## GIVEN PASSAGE
━━━━━━━━━━━━━━━━━━━━

Similarity

Overview

The Text Similarity function plug-in allows users to compute a similarity score between pairs of texts. By computing a similarity score, one can find related items, group similar items, detect duplicates, and more.


Key Features & Functionality

Computes a similarity score between pairs of texts, returning a value between 0.0 and 1.0, where a higher score implies a higher similarity.

Anonymous
  • v1.0.2 Release Notes
    • Fixed deployment issue

  • v1.0.1 Release Notes
    • Address CVE vulnerability

  • Hi 

    when try to deploy this plug in i have below error:

    [Appian Plugin Hot Deploy] ERROR com.atlassian.plugin.manager.DefaultPluginManager - There was an error loading the descriptor 'Similarity' of plugin 'com.appian.solutions.psc'. Disabling.
    com.atlassian.plugin.PluginParseException: java.lang.UnsatisfiedLinkError: D:\appian\tomcat\apache-tomcat\temp\onnxruntime-java6746264334642517109\onnxruntime.dll: Can't find dependent libraries

    2023-05-17 05:25:43,105 [Appian Plugin Hot Deploy] ERROR com.appiancorp.plugins.LoggingPluginEventListener - Failed to enable Plug-in 'GAM PSC Recommender' (com.appian.solutions.psc) version 1.0.0: 'There was a problem loading the descriptor for module 'Similarity' in plugin 'GAM PSC Recommender'.

━━━━━━━━━━━━━━━━━━━━

## THE DATA
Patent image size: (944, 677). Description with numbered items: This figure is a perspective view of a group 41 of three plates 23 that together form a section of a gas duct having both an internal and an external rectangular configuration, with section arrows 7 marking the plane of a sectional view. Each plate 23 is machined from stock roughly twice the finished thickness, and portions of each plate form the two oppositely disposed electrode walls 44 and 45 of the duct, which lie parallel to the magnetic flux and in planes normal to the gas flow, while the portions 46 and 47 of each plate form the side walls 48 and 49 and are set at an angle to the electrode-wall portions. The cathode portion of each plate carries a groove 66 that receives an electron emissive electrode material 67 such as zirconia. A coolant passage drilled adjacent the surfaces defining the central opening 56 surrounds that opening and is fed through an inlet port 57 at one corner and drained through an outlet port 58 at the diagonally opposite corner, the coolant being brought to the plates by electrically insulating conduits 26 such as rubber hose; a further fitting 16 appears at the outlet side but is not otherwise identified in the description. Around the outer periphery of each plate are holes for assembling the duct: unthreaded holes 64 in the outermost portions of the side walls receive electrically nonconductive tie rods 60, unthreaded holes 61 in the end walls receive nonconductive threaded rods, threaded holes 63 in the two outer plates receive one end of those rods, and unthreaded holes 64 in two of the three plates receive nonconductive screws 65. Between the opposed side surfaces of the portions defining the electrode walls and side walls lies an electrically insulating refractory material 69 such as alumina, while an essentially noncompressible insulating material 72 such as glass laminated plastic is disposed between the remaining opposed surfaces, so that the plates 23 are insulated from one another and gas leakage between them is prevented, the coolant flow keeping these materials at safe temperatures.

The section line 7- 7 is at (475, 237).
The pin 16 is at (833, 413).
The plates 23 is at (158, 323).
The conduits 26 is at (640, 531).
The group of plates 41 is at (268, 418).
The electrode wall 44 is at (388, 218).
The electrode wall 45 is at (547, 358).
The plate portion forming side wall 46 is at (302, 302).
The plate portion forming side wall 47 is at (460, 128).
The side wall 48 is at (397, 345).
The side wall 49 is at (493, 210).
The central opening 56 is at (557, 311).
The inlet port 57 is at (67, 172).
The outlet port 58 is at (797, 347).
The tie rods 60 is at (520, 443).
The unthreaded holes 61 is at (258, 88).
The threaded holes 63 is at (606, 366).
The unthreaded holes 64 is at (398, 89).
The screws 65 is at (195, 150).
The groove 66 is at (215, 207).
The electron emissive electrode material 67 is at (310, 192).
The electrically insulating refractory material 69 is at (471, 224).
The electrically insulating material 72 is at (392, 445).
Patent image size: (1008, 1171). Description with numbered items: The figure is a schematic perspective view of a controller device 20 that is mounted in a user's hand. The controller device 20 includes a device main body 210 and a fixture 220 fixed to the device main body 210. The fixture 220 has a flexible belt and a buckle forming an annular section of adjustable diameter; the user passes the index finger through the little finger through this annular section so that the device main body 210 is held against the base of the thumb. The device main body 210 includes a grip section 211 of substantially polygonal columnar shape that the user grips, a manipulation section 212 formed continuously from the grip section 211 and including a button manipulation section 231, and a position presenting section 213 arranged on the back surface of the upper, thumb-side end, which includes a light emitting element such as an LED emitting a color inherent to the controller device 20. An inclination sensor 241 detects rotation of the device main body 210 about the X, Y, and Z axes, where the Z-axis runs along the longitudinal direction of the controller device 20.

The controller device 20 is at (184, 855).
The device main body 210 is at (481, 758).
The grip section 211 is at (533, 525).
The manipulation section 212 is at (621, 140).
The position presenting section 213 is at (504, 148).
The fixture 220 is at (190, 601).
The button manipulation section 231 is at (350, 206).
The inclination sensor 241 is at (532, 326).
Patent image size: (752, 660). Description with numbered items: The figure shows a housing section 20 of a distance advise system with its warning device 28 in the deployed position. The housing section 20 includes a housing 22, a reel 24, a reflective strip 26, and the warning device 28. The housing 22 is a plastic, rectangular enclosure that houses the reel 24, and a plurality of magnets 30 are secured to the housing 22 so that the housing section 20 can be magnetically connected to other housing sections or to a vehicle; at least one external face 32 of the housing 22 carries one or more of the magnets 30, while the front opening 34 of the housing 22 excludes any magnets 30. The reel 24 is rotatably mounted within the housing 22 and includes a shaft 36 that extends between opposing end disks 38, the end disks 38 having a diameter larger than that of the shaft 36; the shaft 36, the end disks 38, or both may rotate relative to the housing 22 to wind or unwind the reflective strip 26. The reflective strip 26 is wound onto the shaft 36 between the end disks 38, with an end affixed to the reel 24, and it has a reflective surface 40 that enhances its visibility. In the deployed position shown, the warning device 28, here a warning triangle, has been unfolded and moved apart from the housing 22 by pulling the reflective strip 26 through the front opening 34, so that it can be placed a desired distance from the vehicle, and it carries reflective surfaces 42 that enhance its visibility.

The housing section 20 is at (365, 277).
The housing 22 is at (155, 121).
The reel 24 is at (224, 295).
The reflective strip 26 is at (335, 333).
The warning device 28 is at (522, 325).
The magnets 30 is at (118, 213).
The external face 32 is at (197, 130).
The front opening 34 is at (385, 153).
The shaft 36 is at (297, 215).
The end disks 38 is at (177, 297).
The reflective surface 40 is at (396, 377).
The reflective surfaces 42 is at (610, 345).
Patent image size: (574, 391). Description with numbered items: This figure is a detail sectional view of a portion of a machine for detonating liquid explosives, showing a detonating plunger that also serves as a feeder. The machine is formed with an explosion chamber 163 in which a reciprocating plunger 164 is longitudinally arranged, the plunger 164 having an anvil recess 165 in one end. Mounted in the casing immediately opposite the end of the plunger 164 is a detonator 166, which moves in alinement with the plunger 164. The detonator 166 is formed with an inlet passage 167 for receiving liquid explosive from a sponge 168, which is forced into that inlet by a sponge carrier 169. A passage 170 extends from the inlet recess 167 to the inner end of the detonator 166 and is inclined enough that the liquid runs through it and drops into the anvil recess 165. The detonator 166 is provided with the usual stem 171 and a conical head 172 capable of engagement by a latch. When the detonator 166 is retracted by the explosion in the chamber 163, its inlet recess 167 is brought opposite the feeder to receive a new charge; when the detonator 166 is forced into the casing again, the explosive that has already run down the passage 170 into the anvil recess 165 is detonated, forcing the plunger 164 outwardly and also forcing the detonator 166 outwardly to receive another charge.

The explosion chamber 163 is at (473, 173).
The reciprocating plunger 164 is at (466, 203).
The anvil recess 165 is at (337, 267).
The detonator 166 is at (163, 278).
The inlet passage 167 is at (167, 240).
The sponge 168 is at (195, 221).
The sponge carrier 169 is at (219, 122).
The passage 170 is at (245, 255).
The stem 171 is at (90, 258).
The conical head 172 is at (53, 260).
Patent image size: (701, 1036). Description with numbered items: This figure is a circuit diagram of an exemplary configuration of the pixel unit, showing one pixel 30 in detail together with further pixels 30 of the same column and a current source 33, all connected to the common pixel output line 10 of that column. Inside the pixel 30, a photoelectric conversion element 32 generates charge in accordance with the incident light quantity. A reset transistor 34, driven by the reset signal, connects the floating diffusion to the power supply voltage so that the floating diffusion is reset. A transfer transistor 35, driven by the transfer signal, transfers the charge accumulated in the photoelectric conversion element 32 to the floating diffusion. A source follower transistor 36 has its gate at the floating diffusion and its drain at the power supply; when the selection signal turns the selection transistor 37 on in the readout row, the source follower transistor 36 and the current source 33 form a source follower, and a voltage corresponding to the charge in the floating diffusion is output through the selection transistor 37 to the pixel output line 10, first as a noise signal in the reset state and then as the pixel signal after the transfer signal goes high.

━━━━━━━━━━━━━━━━━━━━

## GOAL 1
Summarize the Text Similarity plug-in page in two sentences.
## GOAL 2
In the records, print the part that opens with the line containing "Patent image size: (752, 660)." and closes with the line containing "The warning device 28 is at (522, 325).", including both of those lines.

## WRITTEN SOLUTION 1
The Text Similarity function plug-in computes a similarity score between pairs of texts, returning a value from 0.0 to 1.0 where a higher score means greater similarity, so that users can find related items, group similar items, and detect duplicates. Version 1.0.1 addressed a CVE vulnerability and version 1.0.2 fixed a deployment issue, and one user reported a deployment error because dependent libraries for onnxruntime.dll could not be found.

## WRITTEN SOLUTION 2
Patent image size: (752, 660). Description with numbered items: The figure shows a housing section 20 of a distance advise system with its warning device 28 in the deployed position. The housing section 20 includes a housing 22, a reel 24, a reflective strip 26, and the warning device 28. The housing 22 is a plastic, rectangular enclosure that houses the reel 24, and a plurality of magnets 30 are secured to the housing 22 so that the housing section 20 can be magnetically connected to other housing sections or to a vehicle; at least one external face 32 of the housing 22 carries one or more of the magnets 30, while the front opening 34 of the housing 22 excludes any magnets 30. The reel 24 is rotatably mounted within the housing 22 and includes a shaft 36 that extends between opposing end disks 38, the end disks 38 having a diameter larger than that of the shaft 36; the shaft 36, the end disks 38, or both may rotate relative to the housing 22 to wind or unwind the reflective strip 26. The reflective strip 26 is wound onto the shaft 36 between the end disks 38, with an end affixed to the reel 24, and it has a reflective surface 40 that enhances its visibility. In the deployed position shown, the warning device 28, here a warning triangle, has been unfolded and moved apart from the housing 22 by pulling the reflective strip 26 through the front opening 34, so that it can be placed a desired distance from the vehicle, and it carries reflective surfaces 42 that enhance its visibility.

The housing section 20 is at (365, 277).
The housing 22 is at (155, 121).
The reel 24 is at (224, 295).
The reflective strip 26 is at (335, 333).
The warning device 28 is at (522, 325).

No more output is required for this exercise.